§ **Stated goal**
Look through the records below, count the lines with the word "menus", and reply with only the number.

§ **Input for this task**

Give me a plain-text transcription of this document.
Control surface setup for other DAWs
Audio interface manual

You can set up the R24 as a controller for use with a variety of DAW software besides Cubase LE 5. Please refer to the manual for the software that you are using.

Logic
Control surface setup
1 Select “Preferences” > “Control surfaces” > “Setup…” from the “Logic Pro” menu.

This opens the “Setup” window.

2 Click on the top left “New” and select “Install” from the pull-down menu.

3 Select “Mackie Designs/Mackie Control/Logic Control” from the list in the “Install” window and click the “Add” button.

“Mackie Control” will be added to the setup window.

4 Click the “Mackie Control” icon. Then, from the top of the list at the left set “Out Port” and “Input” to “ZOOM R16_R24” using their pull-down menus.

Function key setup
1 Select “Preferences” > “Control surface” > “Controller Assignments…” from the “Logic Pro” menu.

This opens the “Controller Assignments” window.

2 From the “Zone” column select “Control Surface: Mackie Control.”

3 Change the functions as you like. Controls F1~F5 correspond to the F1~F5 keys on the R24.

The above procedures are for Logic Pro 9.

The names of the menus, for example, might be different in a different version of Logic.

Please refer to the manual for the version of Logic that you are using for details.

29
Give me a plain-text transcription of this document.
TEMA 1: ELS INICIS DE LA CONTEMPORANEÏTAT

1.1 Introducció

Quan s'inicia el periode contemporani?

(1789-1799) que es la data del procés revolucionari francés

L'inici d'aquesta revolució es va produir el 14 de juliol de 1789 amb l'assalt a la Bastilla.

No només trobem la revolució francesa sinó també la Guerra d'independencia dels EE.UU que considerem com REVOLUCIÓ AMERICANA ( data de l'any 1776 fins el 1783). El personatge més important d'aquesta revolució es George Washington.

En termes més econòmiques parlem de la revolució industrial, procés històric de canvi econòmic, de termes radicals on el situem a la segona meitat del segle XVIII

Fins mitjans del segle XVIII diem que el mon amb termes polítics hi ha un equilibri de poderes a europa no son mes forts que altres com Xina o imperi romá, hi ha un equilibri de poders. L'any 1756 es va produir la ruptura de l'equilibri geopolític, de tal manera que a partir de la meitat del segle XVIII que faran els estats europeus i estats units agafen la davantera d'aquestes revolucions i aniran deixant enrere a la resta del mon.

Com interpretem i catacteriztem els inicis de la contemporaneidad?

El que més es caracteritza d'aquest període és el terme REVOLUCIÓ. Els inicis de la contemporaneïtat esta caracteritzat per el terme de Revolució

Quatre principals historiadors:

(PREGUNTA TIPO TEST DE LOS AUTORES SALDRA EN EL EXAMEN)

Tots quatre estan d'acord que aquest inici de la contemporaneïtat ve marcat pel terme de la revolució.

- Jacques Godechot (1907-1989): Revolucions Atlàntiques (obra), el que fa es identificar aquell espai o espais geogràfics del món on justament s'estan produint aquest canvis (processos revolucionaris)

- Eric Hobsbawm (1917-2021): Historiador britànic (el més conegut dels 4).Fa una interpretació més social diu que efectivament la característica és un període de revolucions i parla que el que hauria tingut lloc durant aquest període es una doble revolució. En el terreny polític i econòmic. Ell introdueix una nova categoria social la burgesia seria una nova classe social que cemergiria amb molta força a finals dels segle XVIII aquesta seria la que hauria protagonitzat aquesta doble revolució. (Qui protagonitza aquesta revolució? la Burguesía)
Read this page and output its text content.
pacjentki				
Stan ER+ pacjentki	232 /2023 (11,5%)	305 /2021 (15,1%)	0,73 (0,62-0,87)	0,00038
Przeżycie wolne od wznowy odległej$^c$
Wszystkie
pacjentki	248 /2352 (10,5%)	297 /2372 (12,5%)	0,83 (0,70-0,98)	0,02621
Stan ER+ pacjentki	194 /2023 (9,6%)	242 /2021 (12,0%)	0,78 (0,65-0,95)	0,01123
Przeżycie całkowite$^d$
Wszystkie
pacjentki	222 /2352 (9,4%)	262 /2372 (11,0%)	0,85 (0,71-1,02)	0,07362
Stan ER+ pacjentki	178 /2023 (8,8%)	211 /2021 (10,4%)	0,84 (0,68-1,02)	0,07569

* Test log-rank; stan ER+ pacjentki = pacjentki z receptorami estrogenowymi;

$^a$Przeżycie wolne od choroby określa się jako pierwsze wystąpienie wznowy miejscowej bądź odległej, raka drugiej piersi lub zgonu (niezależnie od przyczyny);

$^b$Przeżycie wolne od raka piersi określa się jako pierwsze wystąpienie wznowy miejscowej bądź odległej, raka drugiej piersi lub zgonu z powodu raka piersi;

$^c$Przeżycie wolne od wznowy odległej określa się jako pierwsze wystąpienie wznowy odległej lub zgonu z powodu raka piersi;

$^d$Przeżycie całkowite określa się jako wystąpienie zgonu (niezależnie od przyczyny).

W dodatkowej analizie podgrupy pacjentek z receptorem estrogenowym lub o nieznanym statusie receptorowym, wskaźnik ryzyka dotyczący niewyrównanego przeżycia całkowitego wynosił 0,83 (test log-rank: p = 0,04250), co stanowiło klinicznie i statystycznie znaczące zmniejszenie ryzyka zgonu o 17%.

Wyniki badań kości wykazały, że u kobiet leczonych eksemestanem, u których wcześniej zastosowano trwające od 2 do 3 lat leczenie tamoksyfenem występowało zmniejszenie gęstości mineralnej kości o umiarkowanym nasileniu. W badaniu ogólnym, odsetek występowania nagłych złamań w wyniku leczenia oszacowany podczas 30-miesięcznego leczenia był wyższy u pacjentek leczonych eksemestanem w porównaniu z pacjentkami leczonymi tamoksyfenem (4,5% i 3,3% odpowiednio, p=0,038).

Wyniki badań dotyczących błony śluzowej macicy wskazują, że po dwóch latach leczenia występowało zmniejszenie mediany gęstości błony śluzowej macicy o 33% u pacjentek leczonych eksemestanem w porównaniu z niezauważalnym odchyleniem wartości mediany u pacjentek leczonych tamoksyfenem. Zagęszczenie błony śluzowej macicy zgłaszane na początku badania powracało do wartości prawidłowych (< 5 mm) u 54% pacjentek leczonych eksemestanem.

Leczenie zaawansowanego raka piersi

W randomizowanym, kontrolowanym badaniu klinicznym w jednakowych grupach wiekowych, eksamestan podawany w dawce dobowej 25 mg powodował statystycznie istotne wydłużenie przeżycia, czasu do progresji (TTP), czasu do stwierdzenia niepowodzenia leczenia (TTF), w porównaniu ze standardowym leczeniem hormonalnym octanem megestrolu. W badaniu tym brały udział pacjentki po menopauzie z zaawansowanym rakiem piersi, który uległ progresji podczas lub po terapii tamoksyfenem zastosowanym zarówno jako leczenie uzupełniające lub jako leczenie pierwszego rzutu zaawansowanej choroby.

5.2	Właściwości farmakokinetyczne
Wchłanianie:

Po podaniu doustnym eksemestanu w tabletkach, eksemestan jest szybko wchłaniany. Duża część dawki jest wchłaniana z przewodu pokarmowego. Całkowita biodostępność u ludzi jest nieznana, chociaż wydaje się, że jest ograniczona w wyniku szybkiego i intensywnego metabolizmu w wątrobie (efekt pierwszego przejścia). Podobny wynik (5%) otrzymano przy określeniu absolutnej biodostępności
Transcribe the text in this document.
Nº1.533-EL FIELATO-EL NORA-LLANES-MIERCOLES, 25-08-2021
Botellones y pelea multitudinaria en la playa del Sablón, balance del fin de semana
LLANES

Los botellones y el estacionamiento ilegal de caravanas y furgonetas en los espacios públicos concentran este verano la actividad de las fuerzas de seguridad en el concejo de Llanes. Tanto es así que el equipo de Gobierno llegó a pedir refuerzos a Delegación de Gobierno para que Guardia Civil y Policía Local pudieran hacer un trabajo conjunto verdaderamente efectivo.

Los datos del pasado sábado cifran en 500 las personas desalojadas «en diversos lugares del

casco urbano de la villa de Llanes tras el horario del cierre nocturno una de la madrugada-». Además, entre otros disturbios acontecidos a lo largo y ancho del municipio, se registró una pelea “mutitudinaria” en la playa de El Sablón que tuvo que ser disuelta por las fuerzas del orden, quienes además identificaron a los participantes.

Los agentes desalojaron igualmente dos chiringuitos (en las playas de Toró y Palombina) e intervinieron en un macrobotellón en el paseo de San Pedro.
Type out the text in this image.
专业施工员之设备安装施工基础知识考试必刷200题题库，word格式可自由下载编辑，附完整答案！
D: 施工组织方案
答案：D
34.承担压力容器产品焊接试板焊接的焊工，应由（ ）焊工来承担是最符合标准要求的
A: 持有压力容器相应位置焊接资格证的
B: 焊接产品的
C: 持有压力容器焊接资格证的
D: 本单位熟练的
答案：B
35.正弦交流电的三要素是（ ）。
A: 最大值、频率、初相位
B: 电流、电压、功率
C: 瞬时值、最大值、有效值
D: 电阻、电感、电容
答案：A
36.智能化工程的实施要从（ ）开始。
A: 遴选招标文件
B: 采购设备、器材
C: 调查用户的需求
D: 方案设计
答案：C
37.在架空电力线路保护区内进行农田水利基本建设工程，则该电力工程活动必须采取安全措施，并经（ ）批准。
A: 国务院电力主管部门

§ **Exercise answer**
2